▶ _Stated goal_
Select the lines that contain "VitiMeteo" and copy each of them.

▶ _Record set_
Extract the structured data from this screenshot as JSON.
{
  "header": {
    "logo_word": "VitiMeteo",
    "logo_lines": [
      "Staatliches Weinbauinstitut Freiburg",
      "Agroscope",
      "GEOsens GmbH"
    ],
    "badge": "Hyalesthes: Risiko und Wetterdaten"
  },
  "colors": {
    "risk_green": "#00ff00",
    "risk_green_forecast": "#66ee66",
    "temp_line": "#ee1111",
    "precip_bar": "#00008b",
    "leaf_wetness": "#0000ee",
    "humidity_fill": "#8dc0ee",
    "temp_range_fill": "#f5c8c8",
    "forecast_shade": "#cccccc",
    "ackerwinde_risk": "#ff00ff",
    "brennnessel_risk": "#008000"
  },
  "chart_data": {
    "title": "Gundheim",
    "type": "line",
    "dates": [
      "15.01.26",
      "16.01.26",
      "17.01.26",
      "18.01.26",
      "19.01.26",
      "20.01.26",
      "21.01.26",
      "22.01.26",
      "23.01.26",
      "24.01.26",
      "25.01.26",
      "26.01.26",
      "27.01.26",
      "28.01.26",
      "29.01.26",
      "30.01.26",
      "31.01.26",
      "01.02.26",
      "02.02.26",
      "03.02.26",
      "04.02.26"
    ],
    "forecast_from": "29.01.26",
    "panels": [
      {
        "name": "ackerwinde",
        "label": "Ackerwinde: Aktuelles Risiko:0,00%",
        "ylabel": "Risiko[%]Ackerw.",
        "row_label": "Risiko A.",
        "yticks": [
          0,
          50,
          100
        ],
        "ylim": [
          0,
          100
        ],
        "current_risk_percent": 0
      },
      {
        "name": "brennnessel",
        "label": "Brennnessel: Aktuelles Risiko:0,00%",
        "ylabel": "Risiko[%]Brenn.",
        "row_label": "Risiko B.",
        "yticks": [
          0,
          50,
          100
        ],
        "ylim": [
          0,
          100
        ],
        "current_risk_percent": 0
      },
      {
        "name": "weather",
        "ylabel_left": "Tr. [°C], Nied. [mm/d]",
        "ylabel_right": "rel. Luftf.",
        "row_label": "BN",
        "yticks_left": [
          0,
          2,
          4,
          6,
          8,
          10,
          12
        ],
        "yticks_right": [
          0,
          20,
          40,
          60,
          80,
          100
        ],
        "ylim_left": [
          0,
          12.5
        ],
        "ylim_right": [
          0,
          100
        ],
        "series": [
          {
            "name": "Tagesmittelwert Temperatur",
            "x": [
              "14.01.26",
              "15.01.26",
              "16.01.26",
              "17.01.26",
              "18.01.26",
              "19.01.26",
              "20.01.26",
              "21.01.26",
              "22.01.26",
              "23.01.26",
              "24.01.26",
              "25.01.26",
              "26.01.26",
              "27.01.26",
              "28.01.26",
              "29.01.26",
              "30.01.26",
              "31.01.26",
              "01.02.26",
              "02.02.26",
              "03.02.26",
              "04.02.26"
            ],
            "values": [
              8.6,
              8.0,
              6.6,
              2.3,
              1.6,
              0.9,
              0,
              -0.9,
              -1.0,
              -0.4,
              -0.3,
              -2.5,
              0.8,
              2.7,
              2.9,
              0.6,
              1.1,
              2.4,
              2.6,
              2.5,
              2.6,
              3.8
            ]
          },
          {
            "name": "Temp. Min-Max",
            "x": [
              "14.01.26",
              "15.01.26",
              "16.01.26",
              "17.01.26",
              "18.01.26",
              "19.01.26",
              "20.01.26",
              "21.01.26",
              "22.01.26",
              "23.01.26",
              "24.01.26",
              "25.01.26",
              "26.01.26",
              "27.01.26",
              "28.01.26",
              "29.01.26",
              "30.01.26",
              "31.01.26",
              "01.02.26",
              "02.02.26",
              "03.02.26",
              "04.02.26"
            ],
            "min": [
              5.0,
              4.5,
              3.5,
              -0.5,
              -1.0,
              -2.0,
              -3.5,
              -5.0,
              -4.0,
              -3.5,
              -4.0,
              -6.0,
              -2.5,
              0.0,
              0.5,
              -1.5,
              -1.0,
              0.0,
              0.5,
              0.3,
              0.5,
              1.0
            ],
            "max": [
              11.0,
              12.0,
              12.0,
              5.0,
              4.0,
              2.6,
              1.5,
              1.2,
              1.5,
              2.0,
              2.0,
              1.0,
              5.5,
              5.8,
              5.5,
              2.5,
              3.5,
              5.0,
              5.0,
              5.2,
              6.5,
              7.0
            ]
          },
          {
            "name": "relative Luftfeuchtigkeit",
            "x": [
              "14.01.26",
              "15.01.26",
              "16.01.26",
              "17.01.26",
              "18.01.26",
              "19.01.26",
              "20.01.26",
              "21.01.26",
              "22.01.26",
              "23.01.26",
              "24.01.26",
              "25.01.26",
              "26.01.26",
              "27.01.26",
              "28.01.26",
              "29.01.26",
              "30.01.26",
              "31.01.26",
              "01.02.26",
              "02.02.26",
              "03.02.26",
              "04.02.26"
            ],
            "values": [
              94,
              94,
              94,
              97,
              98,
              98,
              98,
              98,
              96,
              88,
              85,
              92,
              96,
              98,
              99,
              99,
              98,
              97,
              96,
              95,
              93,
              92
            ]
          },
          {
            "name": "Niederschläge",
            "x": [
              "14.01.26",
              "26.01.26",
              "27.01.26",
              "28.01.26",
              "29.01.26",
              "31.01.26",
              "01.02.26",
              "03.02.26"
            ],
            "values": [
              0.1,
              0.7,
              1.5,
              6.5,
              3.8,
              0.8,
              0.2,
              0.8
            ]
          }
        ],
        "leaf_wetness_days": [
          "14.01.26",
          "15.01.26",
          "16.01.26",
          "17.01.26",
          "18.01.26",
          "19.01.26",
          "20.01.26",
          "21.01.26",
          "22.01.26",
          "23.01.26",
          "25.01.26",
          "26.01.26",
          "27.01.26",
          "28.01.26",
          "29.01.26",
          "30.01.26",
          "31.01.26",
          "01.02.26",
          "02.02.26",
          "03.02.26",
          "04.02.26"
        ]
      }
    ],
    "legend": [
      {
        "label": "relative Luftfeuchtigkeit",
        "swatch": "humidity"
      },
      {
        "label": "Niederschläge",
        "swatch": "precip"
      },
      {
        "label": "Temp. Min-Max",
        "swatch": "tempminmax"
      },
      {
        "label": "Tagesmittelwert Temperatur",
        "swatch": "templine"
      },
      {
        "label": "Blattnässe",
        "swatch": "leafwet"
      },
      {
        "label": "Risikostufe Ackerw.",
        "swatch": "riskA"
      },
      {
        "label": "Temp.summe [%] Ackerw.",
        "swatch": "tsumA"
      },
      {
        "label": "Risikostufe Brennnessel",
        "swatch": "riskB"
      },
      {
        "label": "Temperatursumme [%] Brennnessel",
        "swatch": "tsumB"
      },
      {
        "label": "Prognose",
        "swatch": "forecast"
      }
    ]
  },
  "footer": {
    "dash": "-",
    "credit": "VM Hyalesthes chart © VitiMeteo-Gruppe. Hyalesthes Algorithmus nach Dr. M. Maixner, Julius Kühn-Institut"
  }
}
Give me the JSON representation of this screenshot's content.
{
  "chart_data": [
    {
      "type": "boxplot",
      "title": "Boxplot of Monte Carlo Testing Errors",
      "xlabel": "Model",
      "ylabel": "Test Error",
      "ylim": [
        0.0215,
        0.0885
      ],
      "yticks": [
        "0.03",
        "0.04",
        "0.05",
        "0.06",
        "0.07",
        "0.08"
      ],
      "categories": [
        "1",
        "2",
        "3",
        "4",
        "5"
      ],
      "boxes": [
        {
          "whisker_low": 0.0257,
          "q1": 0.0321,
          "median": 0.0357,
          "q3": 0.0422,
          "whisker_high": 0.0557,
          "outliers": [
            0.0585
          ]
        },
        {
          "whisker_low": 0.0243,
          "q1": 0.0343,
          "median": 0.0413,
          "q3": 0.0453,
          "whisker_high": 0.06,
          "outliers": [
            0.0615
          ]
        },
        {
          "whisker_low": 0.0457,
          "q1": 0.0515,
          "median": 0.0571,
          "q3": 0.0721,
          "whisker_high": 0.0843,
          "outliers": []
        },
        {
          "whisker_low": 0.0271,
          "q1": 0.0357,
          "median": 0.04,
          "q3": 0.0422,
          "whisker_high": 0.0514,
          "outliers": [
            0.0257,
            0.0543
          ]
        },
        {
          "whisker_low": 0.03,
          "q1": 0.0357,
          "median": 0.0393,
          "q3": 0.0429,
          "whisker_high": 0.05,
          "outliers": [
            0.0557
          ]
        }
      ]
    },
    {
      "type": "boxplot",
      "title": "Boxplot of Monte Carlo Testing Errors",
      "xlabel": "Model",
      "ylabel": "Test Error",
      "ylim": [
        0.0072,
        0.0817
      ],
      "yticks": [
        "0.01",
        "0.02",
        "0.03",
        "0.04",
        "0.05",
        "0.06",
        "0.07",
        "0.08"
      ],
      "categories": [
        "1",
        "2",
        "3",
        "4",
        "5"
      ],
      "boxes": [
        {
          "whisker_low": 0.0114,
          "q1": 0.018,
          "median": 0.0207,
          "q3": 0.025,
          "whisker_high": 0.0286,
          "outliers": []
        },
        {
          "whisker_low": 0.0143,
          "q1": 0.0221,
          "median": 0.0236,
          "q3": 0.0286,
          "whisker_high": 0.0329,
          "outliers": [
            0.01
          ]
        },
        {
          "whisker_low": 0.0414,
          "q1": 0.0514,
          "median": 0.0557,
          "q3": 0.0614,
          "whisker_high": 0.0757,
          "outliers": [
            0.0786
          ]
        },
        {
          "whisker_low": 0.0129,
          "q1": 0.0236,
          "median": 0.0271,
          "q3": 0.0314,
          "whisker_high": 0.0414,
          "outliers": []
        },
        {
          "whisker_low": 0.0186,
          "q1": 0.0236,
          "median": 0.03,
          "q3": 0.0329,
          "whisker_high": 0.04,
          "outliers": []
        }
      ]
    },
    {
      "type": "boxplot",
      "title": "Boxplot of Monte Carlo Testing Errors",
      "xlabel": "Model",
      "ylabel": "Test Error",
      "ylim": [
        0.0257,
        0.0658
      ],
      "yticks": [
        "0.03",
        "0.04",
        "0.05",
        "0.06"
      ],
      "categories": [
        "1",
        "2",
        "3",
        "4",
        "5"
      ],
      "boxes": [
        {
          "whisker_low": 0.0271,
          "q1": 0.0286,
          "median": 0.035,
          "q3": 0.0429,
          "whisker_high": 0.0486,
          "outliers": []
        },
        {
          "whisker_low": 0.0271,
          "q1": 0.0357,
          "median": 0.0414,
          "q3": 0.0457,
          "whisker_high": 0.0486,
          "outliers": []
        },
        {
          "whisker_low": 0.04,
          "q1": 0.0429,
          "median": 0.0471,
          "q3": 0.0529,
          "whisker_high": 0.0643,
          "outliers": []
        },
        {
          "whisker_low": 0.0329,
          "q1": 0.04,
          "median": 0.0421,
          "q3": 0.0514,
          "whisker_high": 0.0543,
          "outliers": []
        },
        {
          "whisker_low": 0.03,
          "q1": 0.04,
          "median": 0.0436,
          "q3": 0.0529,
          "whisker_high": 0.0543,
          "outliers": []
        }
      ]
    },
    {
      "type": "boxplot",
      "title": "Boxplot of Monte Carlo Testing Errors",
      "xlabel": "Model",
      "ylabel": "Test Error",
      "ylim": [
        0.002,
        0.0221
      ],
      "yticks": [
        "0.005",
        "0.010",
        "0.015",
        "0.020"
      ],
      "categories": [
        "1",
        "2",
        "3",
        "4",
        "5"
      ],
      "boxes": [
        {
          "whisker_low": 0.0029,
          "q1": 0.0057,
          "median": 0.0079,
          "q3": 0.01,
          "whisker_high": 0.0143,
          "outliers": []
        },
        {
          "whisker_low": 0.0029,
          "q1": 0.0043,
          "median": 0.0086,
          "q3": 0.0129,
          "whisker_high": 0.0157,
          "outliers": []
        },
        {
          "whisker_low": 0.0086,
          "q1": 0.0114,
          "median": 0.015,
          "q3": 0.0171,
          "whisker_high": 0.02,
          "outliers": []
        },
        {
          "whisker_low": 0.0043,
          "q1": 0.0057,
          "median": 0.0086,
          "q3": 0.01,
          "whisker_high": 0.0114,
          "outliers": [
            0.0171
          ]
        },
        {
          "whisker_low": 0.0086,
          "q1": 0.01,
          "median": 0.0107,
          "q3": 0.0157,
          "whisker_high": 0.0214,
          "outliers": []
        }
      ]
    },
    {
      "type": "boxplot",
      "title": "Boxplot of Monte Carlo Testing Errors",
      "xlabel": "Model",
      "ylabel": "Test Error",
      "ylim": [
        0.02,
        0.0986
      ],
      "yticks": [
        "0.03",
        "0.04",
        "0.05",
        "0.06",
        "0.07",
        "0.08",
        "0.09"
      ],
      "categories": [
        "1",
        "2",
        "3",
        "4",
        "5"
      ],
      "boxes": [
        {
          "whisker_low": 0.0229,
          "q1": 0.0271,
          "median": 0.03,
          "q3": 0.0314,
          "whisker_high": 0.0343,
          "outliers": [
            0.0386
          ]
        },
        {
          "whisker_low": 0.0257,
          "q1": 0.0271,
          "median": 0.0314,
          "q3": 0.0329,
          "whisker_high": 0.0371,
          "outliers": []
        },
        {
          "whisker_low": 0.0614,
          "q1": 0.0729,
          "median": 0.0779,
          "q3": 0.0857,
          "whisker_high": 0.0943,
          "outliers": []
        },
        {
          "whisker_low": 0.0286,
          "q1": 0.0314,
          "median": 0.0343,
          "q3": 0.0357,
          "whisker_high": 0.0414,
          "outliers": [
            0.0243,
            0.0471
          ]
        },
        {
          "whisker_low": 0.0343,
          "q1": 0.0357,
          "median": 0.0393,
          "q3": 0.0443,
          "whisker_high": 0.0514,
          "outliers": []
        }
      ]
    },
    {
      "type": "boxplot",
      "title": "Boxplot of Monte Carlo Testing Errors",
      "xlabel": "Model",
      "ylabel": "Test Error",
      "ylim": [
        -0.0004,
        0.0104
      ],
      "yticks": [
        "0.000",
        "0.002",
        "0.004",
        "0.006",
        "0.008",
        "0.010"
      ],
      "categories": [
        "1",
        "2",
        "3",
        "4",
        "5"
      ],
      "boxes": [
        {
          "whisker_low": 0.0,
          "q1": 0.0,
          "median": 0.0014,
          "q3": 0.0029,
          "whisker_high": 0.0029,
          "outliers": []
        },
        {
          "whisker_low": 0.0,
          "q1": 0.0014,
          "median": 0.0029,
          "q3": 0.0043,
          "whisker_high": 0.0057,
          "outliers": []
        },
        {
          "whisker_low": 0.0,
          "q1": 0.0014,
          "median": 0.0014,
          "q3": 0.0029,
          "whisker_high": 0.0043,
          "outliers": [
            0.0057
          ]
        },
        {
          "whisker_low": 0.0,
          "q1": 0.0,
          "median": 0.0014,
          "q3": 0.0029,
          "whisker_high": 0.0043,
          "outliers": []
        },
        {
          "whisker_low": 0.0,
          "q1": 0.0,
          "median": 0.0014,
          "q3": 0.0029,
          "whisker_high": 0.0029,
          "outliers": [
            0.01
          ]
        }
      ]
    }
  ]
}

▶ _Task answer_
    "logo_word": "VitiMeteo",
    "credit": "VM Hyalesthes chart © VitiMeteo-Gruppe. Hyalesthes Algorithmus nach Dr. M. Maixner, Julius Kühn-Institut"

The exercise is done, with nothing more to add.